***** Supplied records

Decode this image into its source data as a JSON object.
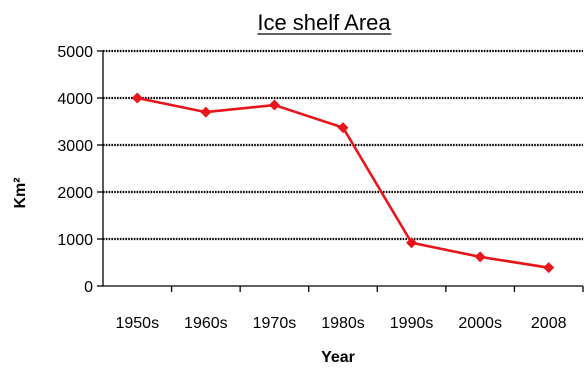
{
  "chart_data": {
    "type": "line",
    "title": "Ice shelf Area",
    "xlabel": "Year",
    "ylabel": "Km²",
    "categories": [
      "1950s",
      "1960s",
      "1970s",
      "1980s",
      "1990s",
      "2000s",
      "2008"
    ],
    "series": [
      {
        "values": [
          4000,
          3700,
          3850,
          3370,
          920,
          620,
          390
        ],
        "color": "#e8161b"
      }
    ],
    "ylim": [
      0,
      5000
    ],
    "yticks": [
      0,
      1000,
      2000,
      3000,
      4000,
      5000
    ],
    "ytick_labels": [
      "0",
      "1000",
      "2000",
      "3000",
      "4000",
      "5000"
    ],
    "grid": true,
    "grid_style": "dotted",
    "marker": "diamond"
  }
}
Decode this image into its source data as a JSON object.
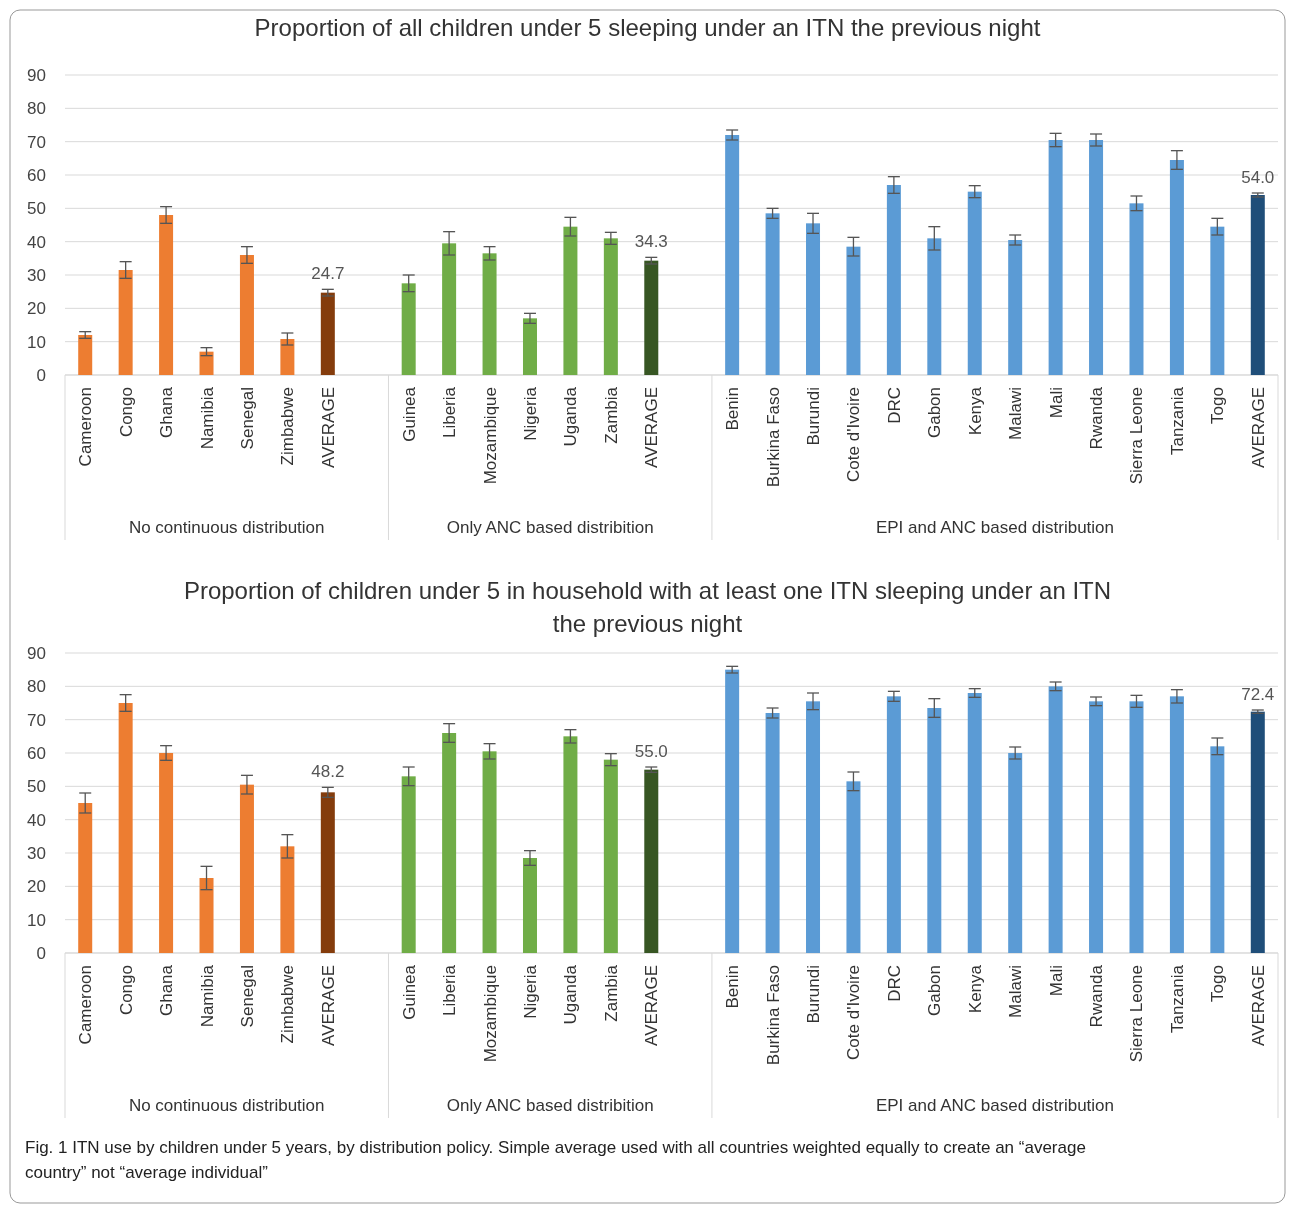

**********

What you need to do:
Copy out all the data exactly; skip the pictures.

Written answer:
Decode this image into its source data as a JSON object.
{
  "chart_data": {
    "type": "line",
    "title": "Ice shelf Area",
    "xlabel": "Year",
    "ylabel": "Km²",
    "categories": [
      "1950s",
      "1960s",
      "1970s",
      "1980s",
      "1990s",
      "2000s",
      "2008"
    ],
    "series": [
      {
        "values": [
          4000,
          3700,
          3850,
          3370,
          920,
          620,
          390
        ],
        "color": "#e8161b"
      }
    ],
    "ylim": [
      0,
      5000
    ],
    "yticks": [
      0,
      1000,
      2000,
      3000,
      4000,
      5000
    ],
    "ytick_labels": [
      "0",
      "1000",
      "2000",
      "3000",
      "4000",
      "5000"
    ],
    "grid": true,
    "grid_style": "dotted",
    "marker": "diamond"
  }
}
Decode this image into its source data as a JSON object.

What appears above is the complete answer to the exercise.